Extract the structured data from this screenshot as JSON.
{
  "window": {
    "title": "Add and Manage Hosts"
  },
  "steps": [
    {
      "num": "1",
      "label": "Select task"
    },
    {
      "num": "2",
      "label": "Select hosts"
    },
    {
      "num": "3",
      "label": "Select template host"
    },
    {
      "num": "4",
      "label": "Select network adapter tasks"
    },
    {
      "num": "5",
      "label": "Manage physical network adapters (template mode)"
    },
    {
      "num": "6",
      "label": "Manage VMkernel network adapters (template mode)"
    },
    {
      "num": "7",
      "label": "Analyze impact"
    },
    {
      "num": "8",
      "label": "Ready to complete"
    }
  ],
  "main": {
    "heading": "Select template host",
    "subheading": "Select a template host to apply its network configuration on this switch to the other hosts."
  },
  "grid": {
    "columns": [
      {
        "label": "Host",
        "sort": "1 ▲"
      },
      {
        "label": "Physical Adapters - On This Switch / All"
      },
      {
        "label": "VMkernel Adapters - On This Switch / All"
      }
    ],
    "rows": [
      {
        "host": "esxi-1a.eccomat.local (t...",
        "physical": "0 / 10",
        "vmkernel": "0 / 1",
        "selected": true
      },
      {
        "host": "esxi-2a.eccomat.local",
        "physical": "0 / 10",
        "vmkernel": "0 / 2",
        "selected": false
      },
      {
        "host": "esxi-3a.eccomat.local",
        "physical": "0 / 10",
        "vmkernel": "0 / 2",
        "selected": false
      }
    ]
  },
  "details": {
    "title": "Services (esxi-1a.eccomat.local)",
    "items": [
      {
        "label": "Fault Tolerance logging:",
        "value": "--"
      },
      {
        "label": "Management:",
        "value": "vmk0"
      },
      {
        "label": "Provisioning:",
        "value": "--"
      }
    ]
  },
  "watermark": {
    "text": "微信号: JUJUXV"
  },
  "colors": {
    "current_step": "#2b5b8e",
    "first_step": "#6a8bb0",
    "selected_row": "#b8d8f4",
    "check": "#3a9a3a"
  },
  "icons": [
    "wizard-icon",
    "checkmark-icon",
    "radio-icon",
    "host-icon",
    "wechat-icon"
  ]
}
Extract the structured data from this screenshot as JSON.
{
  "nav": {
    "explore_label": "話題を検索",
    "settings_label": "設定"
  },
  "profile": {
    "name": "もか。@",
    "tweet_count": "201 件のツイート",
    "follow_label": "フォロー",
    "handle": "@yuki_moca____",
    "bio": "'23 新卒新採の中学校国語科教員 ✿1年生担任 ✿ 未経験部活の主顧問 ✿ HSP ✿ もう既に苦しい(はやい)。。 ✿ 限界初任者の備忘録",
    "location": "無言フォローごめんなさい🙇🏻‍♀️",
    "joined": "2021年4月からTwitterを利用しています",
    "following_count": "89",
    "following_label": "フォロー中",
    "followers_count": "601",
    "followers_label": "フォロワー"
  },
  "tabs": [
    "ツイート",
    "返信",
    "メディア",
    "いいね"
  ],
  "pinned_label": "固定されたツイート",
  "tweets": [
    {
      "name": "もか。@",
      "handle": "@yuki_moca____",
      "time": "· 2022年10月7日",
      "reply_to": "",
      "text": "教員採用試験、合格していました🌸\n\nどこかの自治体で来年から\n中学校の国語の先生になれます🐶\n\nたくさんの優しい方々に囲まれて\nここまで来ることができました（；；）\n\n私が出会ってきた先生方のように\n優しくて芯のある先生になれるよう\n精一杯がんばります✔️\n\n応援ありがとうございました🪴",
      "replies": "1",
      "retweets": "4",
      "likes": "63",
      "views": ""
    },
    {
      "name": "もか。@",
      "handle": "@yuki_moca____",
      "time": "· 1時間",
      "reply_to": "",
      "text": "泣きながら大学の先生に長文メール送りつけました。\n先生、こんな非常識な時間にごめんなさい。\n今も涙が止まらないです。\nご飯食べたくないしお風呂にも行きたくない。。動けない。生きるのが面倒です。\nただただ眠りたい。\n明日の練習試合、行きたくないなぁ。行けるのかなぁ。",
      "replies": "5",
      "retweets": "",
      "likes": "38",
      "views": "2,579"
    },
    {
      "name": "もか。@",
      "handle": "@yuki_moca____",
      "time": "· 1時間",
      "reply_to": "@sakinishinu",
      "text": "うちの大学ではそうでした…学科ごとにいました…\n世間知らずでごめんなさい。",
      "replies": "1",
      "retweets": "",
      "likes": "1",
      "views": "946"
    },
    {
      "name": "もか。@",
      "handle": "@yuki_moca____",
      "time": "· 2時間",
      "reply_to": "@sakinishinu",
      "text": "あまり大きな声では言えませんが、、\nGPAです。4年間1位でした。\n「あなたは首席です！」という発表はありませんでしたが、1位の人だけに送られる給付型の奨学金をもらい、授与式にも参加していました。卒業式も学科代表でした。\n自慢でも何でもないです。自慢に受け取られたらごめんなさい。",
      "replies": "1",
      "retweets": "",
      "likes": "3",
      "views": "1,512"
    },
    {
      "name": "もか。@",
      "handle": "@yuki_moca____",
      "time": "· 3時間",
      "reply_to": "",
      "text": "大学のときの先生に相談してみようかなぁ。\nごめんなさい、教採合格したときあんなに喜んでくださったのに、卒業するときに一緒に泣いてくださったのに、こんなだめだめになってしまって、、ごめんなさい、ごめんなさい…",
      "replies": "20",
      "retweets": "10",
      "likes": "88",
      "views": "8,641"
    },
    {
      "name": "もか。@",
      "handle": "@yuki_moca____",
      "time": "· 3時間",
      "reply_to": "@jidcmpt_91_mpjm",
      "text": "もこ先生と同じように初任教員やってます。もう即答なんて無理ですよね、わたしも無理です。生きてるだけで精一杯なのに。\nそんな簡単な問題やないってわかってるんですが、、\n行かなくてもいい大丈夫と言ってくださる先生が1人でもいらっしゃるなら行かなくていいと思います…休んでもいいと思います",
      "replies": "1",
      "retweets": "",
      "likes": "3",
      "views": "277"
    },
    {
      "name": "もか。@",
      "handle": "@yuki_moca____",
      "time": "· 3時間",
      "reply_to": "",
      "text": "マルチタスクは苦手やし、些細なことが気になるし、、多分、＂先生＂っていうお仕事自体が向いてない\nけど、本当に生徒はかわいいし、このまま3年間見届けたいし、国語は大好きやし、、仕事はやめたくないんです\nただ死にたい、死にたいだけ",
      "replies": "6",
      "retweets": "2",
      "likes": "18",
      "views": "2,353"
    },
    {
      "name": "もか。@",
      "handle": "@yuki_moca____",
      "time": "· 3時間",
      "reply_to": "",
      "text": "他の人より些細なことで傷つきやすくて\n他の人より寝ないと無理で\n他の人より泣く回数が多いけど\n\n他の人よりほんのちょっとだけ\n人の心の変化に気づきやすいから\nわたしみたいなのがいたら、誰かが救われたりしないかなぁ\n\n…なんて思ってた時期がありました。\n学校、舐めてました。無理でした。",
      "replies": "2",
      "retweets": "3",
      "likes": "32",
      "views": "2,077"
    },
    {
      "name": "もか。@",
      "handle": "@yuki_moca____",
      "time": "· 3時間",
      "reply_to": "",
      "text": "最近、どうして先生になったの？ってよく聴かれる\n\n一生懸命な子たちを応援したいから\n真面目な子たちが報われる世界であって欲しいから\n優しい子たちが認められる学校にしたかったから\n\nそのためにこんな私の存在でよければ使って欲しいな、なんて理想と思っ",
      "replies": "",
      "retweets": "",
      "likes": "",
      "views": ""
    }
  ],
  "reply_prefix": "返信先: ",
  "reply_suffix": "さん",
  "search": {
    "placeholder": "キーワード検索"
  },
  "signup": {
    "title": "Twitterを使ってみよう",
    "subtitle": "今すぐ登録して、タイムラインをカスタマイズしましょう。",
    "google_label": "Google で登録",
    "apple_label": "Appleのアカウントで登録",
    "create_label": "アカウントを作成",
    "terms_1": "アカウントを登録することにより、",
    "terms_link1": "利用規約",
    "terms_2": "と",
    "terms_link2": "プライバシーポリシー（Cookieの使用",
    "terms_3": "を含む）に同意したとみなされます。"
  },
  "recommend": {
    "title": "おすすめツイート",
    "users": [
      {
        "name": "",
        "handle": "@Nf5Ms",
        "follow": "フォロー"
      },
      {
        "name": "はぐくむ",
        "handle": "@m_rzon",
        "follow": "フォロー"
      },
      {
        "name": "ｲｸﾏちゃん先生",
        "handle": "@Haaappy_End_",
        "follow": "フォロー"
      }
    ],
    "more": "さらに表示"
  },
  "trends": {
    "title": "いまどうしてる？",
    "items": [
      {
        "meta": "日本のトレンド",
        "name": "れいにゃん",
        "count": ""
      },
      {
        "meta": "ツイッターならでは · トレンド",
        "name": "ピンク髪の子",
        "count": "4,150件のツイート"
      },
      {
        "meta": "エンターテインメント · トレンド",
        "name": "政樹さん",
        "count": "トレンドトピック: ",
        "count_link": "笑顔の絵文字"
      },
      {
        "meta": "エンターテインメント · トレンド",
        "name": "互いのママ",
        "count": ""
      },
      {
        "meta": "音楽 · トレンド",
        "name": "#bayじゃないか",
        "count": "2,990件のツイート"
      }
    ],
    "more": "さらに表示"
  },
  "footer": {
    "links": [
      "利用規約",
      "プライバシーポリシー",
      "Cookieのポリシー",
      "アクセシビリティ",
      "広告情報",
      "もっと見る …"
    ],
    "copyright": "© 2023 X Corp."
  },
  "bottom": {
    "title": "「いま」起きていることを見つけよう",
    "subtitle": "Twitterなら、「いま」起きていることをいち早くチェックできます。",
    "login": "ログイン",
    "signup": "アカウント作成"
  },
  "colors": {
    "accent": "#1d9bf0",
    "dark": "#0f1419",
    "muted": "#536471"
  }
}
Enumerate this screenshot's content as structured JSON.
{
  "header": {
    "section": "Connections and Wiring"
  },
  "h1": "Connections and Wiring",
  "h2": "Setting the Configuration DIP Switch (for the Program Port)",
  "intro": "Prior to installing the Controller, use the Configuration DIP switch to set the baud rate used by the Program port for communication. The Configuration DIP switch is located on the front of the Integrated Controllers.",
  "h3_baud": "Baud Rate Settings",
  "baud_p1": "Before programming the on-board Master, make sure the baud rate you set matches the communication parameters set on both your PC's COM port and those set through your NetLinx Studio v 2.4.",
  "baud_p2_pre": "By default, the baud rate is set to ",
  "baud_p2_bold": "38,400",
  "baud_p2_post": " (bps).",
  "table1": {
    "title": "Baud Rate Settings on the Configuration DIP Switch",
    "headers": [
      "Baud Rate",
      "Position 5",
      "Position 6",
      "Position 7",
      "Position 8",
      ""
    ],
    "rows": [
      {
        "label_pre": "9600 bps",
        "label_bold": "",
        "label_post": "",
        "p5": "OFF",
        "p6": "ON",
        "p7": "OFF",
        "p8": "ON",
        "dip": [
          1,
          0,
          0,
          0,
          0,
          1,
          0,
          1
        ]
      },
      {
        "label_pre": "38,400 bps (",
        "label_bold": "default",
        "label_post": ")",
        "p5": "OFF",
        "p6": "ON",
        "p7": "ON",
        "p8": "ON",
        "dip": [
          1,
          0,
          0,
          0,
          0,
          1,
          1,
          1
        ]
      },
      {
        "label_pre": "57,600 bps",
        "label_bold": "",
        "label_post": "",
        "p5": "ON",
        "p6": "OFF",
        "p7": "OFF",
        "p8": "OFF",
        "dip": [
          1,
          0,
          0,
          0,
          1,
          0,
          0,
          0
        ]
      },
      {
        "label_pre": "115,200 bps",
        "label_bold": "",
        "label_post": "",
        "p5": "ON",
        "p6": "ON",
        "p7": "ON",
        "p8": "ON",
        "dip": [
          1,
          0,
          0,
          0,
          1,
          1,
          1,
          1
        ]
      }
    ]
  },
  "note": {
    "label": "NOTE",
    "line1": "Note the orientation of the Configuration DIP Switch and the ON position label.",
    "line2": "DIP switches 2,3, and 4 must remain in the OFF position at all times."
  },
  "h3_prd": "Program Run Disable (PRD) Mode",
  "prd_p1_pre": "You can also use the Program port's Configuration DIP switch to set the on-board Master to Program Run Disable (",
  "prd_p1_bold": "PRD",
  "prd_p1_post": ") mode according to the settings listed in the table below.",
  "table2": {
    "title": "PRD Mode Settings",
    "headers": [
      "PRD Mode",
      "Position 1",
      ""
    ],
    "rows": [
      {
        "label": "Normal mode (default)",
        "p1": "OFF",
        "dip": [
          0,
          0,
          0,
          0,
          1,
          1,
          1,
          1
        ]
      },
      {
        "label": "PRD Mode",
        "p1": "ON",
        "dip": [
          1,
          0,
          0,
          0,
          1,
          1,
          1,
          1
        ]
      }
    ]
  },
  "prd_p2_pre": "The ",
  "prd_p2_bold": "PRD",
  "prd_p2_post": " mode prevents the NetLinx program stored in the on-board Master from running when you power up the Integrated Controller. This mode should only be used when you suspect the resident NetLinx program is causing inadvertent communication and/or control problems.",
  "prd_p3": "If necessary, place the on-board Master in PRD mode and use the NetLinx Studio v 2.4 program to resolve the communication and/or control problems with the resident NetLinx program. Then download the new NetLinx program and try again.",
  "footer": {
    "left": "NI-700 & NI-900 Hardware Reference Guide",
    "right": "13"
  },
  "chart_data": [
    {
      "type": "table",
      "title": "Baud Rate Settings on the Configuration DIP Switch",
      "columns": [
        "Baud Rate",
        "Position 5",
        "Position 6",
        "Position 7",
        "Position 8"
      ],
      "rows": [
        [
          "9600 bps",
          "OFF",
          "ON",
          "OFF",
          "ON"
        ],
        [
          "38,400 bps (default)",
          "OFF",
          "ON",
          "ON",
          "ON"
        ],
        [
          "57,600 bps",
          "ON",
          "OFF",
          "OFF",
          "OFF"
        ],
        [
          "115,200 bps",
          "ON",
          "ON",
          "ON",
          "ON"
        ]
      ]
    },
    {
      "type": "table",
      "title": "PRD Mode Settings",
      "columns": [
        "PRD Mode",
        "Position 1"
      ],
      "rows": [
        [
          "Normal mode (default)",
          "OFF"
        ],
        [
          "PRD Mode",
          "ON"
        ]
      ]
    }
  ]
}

==*==

:: Task objective ::
Count the lines above that contain the word "Controller", and reply with only that number.

:: Result ::
2